What is needed: How many of the lines below contain "Laplace"? Answer with that number alone.

►

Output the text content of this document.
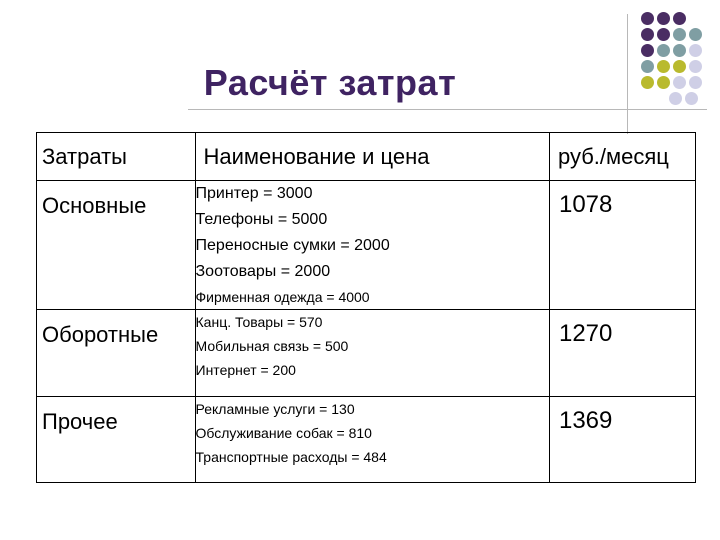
Расчёт затрат
Затраты	Наименование и цена	руб./месяц

Основные	Принтер = 3000
Телефоны = 5000
Переносные сумки = 2000
Зоотовары = 2000
Фирменная одежда = 4000	1078

Оборотные	Канц. Товары = 570
Мобильная связь = 500
Интернет = 200	1270

Прочее	Рекламные услуги = 130
Обслуживание собак = 810
Транспортные расходы = 484	1369
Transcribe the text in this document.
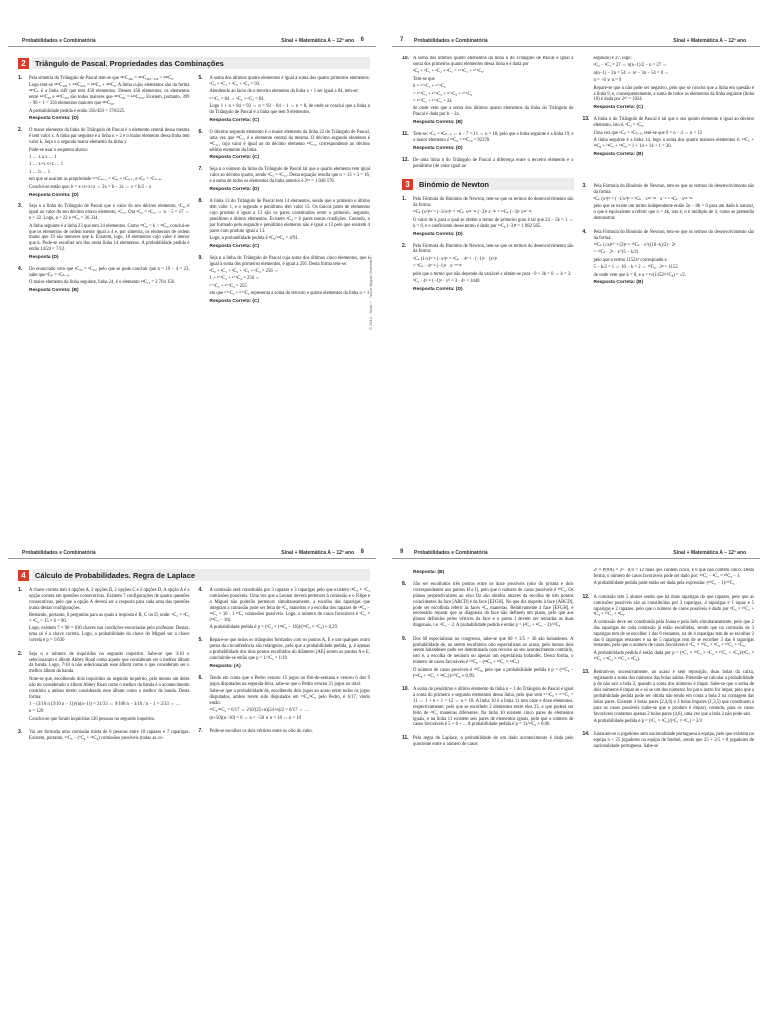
Probabilidades e Combinatória	Sinal + Matemática A – 12º ano 6
2	Triângulo de Pascal. Propriedades das Combinações
1.	Pela simetria do Triângulo de Pascal tem-se que ⁴⁴⁹C₄₄₀ = ⁴⁴⁹C₄₄₉₋₄₄₀ = ⁴⁴⁹C₉.

Logo tem-se ⁴⁴⁹C₄₄₉ + ⁴⁴⁹C₄₄₀ = ⁴⁴⁹C₉ + ⁴⁴⁹C₉. A linha cujos elementos são da forma ⁴⁴⁹Cₖ é a linha 449 que tem 450 elementos. Desses 450 elementos, os elementos entre ⁴⁴⁹C₉₀ e ⁴⁴⁹C₃₅₉ são todos maiores que ⁴⁴⁹C₉₀ = ⁴⁴⁹C₃₅₉. Existem, portanto, 399 − 90 + 1 = 356 elementos maiores que ⁴⁴⁹C₉₀.

A probabilidade pedida é então 356/450 = 178/225.

Resposta Correta: (D)
2.	O maior elemento da linha do Triângulo de Pascal é o elemento central dessa mesma é tem valor x. A linha par seguinte é a linha n + 2 e o maior elemento dessa linha tem valor k. Seja x o segundo maior elemento da linha y.

Pode-se usar o esquema abaixo

1 … x a x … 1

1 … x+z x+z … 1

1 … b … 1

em que se usaram as propriedade ⁿ⁺¹Cₚ₊₁ = ⁿCₚ + ⁿCₚ₊₁ e ⁿCₚ = ⁿCₙ₋ₚ.

Conclui-se então que: b = x+z+x+z ⇔ 2x = b − 2z ⇔ x = b/2 − z

Resposta Correta: (D)
3.	Seja n a linha do Triângulo de Pascal que o valor do seu décimo elemento, ⁿC₉, é igual ao valor do seu décimo oitavo elemento, ⁿC₁₇. Ora ⁿC₉ = ⁿC₁₇ ⇔ n − 5 = 17 ⇔ n = 22. Logo, n = 22 e ²²C₅ = 26 334.

A linha seguinte é a linha 23 que tem 24 elementos. Como ²³C₀ < k < ²³C₃, conclui-se que os elementos de ordem menor igual a 4 e, por simetria, os elementos de ordem maior que 19 são menores que k. Existem, logo, 10 elementos cujo valor é menor que k. Pode-se escolher um dos nesta linha 14 elementos. A probabilidade pedida é então 14/24 = 7/12.

Resposta (D)
4.	Do enunciado vem que ⁿC₂₃ = ⁿC₂₅, pelo que se pode concluir que n = 19 − 4 = 23, sabe que ⁿCₚ = ⁿCₙ₋ₚ.

O maior elemento da linha seguinte, linha 24, é o elemento ²⁴C₁₂ = 2 704 156.

Resposta Correta: (B)
5.	A soma dos últimos quatro elementos é igual à soma dos quatro primeiros elementos: ⁿC₀ + ⁿC₁ + ⁿC₂ + ⁿC₃ = 93.

Atendendo ao facto de o terceiro elemento da linha n + 1 ser igual a 84, tem-se:

ⁿ⁺¹C₂ = 84 ⇔ ⁿC₁ + ⁿC₂ = 84.

Logo 1 + n + 84 = 93 ⇔ n = 93 − 84 − 1 ⇔ n = 8, de onde se conclui que a linha n do Triângulo de Pascal é a linha que tem 9 elementos.

Resposta Correta: (C)
6.	O décimo segundo elemento é o maior elemento da linha 22 do Triângulo de Pascal, uma vez que ²²C₁₁ é o elemento central da mesma. O décimo segundo elemento é ²³C₁₁, cujo valor é igual ao do décimo elemento ²³C₁₂, correspondente ao décimo sétimo elemento da linha.

Resposta Correta: (C)
7.	Seja n o número da linha do Triângulo de Pascal tal que o quarto elemento tem igual valor ao décimo quarto, sendo ⁿC₃ = ⁿC₁₃. Desta equação resulta que n = 13 + 3 = 16, e a soma de todos os elementos da linha anterior é 2¹⁵ = 1 048 576.

Resposta Correta: (D)
8.	A linha 13 do Triângulo de Pascal tem 14 elementos, sendo que o primeiro e último têm valor 1, e o segundo e penúltimo têm valor 13. Os únicos pares de elementos cujo produto é igual a 13 são os pares constituídos entre o primeiro, segundo, penúltimo e último elementos. Existem ⁴C₂ = 6 pares nestas condições. Contudo, o par formado pelo segundo e penúltimo elemento não é igual a 13 pelo que existem 4 pares com produto igual a 13.

Logo, a probabilidade pedida é ⁴C₂/¹⁴C₂ = 4/91.

Resposta Correta: (C)
9.	Seja n a linha do Triângulo de Pascal cuja soma dos últimos cinco elementos, que é igual à soma dos primeiros elementos, é igual a 256. Desta forma tem-se:

ⁿC₀ + ⁿC₁ + ⁿC₂ + ⁿC₃ + ⁿC₄ = 256 ⇔

1 + ⁿ⁺¹C₂ + ⁿ⁺¹C₄ = 256 ⇔

ⁿ⁺¹C₂ + ⁿ⁺¹C₄ = 255

em que ⁿ⁺¹C₂ + ⁿ⁺¹C₄ representa a soma do terceiro e quinto elementos da linha n + 1

Resposta Correta: (C)
7 Probabilidades e Combinatória	Sinal + Matemática A – 12º ano
10. A soma dos últimos quatro elementos da linha n do Triângulo de Pascal é igual à soma dos primeiros quatro elementos dessa linha e é dada por

ⁿC₀ + ⁿC₁ + ⁿC₂ + ⁿC₃ = ⁿ⁺¹C₁ + ⁿ⁺¹C₃.

Tem-se que

b = ⁿ⁺¹C₁ + ⁿ⁺¹C₃

= ⁿ⁺¹C₁ + ⁿ⁺¹C₂ + ⁿ⁺¹C₃ + ⁿ⁺¹C₃

= ⁿ⁺¹C₁ + ⁿ⁺¹C₂ + 2a

de onde vem que a soma dos últimos quatro elementos da linha do Triângulo de Pascal é dada por b − 2a.

Resposta Correta: (B)
11. Tem-se: ⁿCₚ = ⁿCₙ₋ₚ ⇔ n − 7 = 11 ⇔ n = 18, pelo que a linha seguinte é a linha 19, e o maior elemento é ¹⁹C₉ = ¹⁹C₁₀ = 92378.

Resposta Correta: (D)
12. De uma linha n do Triângulo de Pascal a diferença entre o terceiro elemento e o penúltimo (de valor igual ao

3	Binómio de Newton
1.	Pela Fórmula do Binómio de Newton, tem-se que os termos do desenvolvimento são da forma:

¹²Cₖ (x²)¹²⁻ᵏ (−3/x³)ᵏ = ¹²Cₖ x²⁴⁻²ᵏ (−3)ᵏ x⁻³ᵏ = ¹²Cₖ (−3)ᵏ x²⁴⁻⁵ᵏ

O valor de k para o qual se obtém o termo de primeiro grau é tal que 24 − 5k = 1 ⇔ k = 8, e o coeficiente desse termo é dado por ¹²C₈ (−3)⁸ = 1 082 565.

Resposta Correta: (D)
2.	Pela Fórmula do Binómio de Newton, tem-se que os termos do desenvolvimento são da forma:

⁹Cₖ (1/x)⁹⁻ᵏ (−x²)ᵏ = ⁹Cₖ · 4⁹⁻ᵏ · (−1)ᵏ · (x²)ᵏ

= ⁹Cₖ · 4⁹⁻ᵏ (−1)ᵏ · x⁻⁹⁺³ᵏ

pelo que o termo que não depende da variável x obtém-se para −9 + 3k = 0 ⇔ k = 3:

⁹C₃ · 4⁶ × (−1)³ · x⁰ = 3 · 4⁶ = 3440

Resposta Correta: (D)

segundo) é 27, logo:

ⁿC₂ − ⁿC₁ = 27 ⇔ n(n−1)/2 − n = 27 ⇔

n(n−1) − 2n = 54 ⇔ n² − 3n − 54 = 0 ⇔

n = −6 ∨ n = 9

Repare-se que n não pode ser negativo, pelo que se conclui que a linha em questão é a linha 9, e, consequentemente, a soma de todos os elementos da linha seguinte (linha 10) é dada por 2¹⁰ = 1024.

Resposta Correta: (C)
13. A linha n do Triângulo de Pascal é tal que o seu quinto elemento é igual ao décimo elemento, isto é, ⁿC₄ = ⁿC₉.

Uma vez que ⁿCₚ = ⁿCₙ₋ₚ, tem-se que 9 = n − 4 ⇔ n = 13

A linha seguinte é a linha 14, logo a soma dos quatro maiores elementos é: ¹⁴C₅ + ¹⁴C₆ + ¹⁴C₇ + ¹⁴C₈ = 1 + 14 + 14 + 1 = 30.

Resposta Correta: (B)
3.	Pela Fórmula do Binómio de Newton, tem-se que os termos do desenvolvimento são da forma:

⁹Cₖ (x²)⁹⁻ᵏ (−1/x²)ᵏ = ⁹Cₖ · x¹⁸⁻²ᵏ · x⁻ᵏ = ⁹Cₖ · x¹⁸⁻³ᵏ

pelo que se existe um termo independente então 2n − 8k = 0 para um dado k natural, o que é equivalente a referir que n = 4k, isto é, n é múltiplo de 4, como se pretendia demonstrar.

4.	Pela Fórmula do Binómio de Newton, tem-se que os termos do desenvolvimento são da forma:

¹⁰Cₖ (√x)¹⁰⁻ᵏ (2)ᵏ = ¹⁰Cₖ · x^((10−k)/2) · 2ᵏ

= ¹⁰Cₖ · 2ᵏ · x^(5 − k/2)

pelo que o termo 1152x² corresponde a

5 − k/2 = 1 ⇔ 10 − k = 2 ⇔ ¹⁰C₈ · 2⁸ = 1152

de onde vem que k = 8, e a = ⁸√(1152/¹⁰C₈) = √2.

Resposta Correta: (B)
© 2014 · Sinal + · Nuno Miguel Guerreiro
Probabilidades e Combinatória	Sinal + Matemática A – 12º ano 8
4	Cálculo de Probabilidades. Regra de Laplace
1.	A chave correta tem 4 opções A, 2 opções B, 2 opções C e 2 opções D. A opção A é a opção correta em questões consecutivas. Existem 7 configurações de quatro questões consecutivas, pelo que a opção A deverá ser a resposta para cada uma das questões numa destas configurações.

Restando, portanto, 6 perguntas para as quais a resposta é B, C ou D, onde: ⁶C₂ × ⁴C₂ × ²C₂ = 15 × 6 = 90.

Logo, existem 7 × 90 = 630 chaves nas condições enunciadas pelo professor. Destas, uma só é a chave correta. Logo, a probabilidade da chave do Miguel ser a chave correta é p = 1/630

2.	Seja n o número de inquiridos no segundo inquérito. Sabe-se que 3/10 n selecionaram o álbum Abbey Road como aquele que consideram ser o melhor álbum da banda. Logo, 7/10 n não selecionaram esse álbum como o que consideram ser o melhor álbum da banda.

Note-se que, escolhendo dois inquiridos no segundo inquérito, pelo menos um deles não ter considerado o álbum Abbey Road como o melhor da banda é o acontecimento contrário a ambos terem considerado esse álbum como o melhor da banda. Desta forma:

1 − (3/10 n (3/10 n − 1))/(n(n−1)) = 31/33 ⇔ 9/100 n − 3/10 / n − 1 = 2/33 ⇔ …

n = 120

Conclui-se que foram inquiridas 120 pessoas no segundo inquérito.

3.	Vai ser formada uma comissão mista de 6 pessoas entre 18 rapazes e 7 raparigas. Existem, portanto, ²⁵C₆ − (⁷C₆ + ¹⁸C₆) comissões possíveis (todas as co-

4.	A comissão será constituída por 3 rapazes e 3 raparigas pelo que existem ¹⁸C₃ × ⁷C₃ comissões possíveis. Uma vez que a Leonor deverá pertencer à comissão e o Filipe e o Miguel não poderão pertencer simultaneamente, a escolha das raparigas que integram a comissão pode ser feita de ⁶C₂ maneiras e a escolha dos rapazes de ¹⁸C₃ − ¹⁶C₁ = 16 · 1 ¹⁷C₁ comissões possíveis. Logo, o número de casos favoráveis é ⁶C₂ × (¹⁸C₃ − 16).

A probabilidade pedida é p = (⁶C₂ × (¹⁸C₃ − 16))/(¹⁸C₃ × ⁷C₃) ≈ 0,29.

5.	Repare-se que todos os triângulos formados com os pontos A, E e um qualquer outro ponto da circunferência são retângulos, pelo que a probabilidade pedida, p, é apenas a probabilidade dos dois pontos escolhidos do diâmetro [AE] serem os pontos A e E, concluindo-se então que p = 1/⁵C₂ = 1/10

Resposta: (A)
6.	Tendo em conta que o Pedro venceu 15 jogos no fim-de-semana e venceu 6 dos 9 jogos disputados na segunda-feira, sabe-se que o Pedro venceu 21 jogos no total.

Sabe-se que a probabilidade de, escolhendo dois jogos ao acaso entre todos os jogos disputados, ambos terem sido disputados em ¹⁵C₂/ⁿC₂ pelo Pedro, é 6/17, vindo então:

¹⁵C₂/²¹C₂ = 6/17 ⇔ 210/(25+n)(24+n)/2 = 6/17 ⇔ …

(n+50)(n−10) = 0 ⇔ n = −50 ∨ n = 10 ⇔ n = 10

7.	Pode-se escolher os dois vértices entre os oito do cubo.

9 Probabilidades e Combinatória	Sinal + Matemática A – 12º ano
Resposta: (B)
8.	São ser escolhidos três pontos entre os doze possíveis (oito do prisma e dois correspondentes aos pontos H e I), pelo que o número de casos possíveis é ¹⁰C₃. Os planos perpendiculares ao eixo Oz são obtidos através da escolha de três pontos coincidentes da face [ABCD] e da face [EFGH]. No que diz respeito à face [ABCD], pode ser escolhida referir às faces ⁴C₃ maneiras. Relativamente à face [EFGH], é necessário reparar que as diagonais da face não definem um plano, pelo que aos planos definidos pelos vértices da face e o ponto I devem ser retiradas as duas diagonais, i.e. ⁴C₃ − 2. A probabilidade pedida é então p = (⁴C₃ + ⁴C₃ − 2)/¹⁰C₃

9.	Dos 60 especialistas no congresso, sabe-se que 60 × 3/5 = 36 são holandeses. A probabilidade de, ao serem escolhidos oito especialistas ao acaso, pelo menos dois serem holandeses pode ser determinada com recurso ao seu acontecimento contrário, isto é, a escolha de nenhum ou apenas um especialista holandês. Desta forma, o número de casos favoráveis é ⁶⁰C₈ − (²⁴C₈ + ³⁶C₁ × ²⁴C₇)

O número de casos possíveis é ⁶⁰C₈, pelo que a probabilidade pedida é p = (⁶⁰C₈ − (²⁴C₈ + ³⁶C₁ × ²⁴C₇))/⁶⁰C₈ ≈ 0,99.

10. A soma do penúltimo e último elemento da linha n + 1 do Triângulo de Pascal é igual à soma do primeiro e segundo elementos dessa linha, pelo que vem ⁿ⁺¹C₀ + ⁿ⁺¹C₁ = 11 ⇔ 1 + n + 1 = 12 ⇔ n = 10. A linha 10 é a linha 11 tem onze e doze elementos, respectivamente, pelo que se escolhem 2 elementos entre eles 23, e que poderá ser feito de ²³C₂ maneiras diferentes. Na linha 10 existem cinco pares de elementos iguais, e na linha 11 existem seis pares de elementos iguais, pelo que o número de casos favoráveis é 5 + 6 + ... A probabilidade pedida é p = 11/²³C₂ ≈ 0,06.

11. Pela regra de Laplace, a probabilidade de um dado acontecimento é dada pelo quociente entre o número de casos

2ⁿ × P(#A) = 2ⁿ · 0,6 = 12 mais que contém cinco, e 8 que não contém cinco. Desta forma, o número de casos favoráveis pode ser dado por: ²⁰C₃ − ⁸C₃ = ²⁰C₃ − 1.

A probabilidade pedida pode então ser dada pela expressão: (²⁰C₃ − 1)/²⁰C₃

12. A comissão tem 5 alunos sendo que há mais raparigas do que rapazes, pelo que as comissões possíveis são as constituídas por 3 raparigas, 4 raparigas e 1 rapaz e 5 raparigas e 2 rapazes, pelo que o número de casos possíveis é dado por ⁸C₃ × ¹⁰C₂ + ⁸C₄ × ¹⁰C₁ + ⁸C₅.

A comissão deve ser constituída pela Joana e pela Inês simultaneamente, pelo que 2 das raparigas de cada comissão já estão escolhidas, sendo que na comissão de 3 raparigas tem de se escolher 1 das 6 restantes, na de 4 raparigas tem de se escolher 2 das 6 raparigas restantes e na de 5 raparigas tem de se escolher 3 das 6 raparigas restantes, pelo que o número de casos favoráveis é ⁶C₁ × ¹⁰C₂ + ⁶C₂ × ¹⁰C₁ + ⁶C₃.

A probabilidade pedida é então dada por p = (⁶C₁ × ¹⁰C₂ + ⁶C₂ × ¹⁰C₁ + ⁶C₃)/(⁸C₃ × ¹⁰C₂ + ⁸C₄ × ¹⁰C₁ + ⁸C₅).

13. Retiram-se, sucessivamente, ao acaso e sem reposição, duas bolas da caixa, registando a soma dos números das bolas saídas. Pretende-se calcular a probabilidade p de não sair a bola 2, quando a soma dos números é ímpar. Sabe-se que a soma de dois números é ímpar se e só se um dos números for par e outro for ímpar, pelo que a probabilidade pedida pode ser obtida não tendo em conta a bola 2 na contagem das bolas pares. Existem 3 bolas pares (2,4,6) e 3 bolas ímpares (1,3,5) que constituem a para os casos possíveis (sabe-se que o produto é ímpar), contudo, para os casos favoráveis contamos apenas 2 bolas pares (4,6), uma vez que a bola 2 não pode sair.

A probabilidade pedida é p = (²C₁ × ³C₁)/(³C₁ × ³C₁) = 2/3

14. Juntaram-se n jogadores sem nacionalidade portuguesa à equipa, pelo que existem no equipa n + 25 jogadores na equipa de futebol, sendo que 25 + 2/5 = 8 jogadores de nacionalidade portuguesa. Sabe-se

◄

Response: 2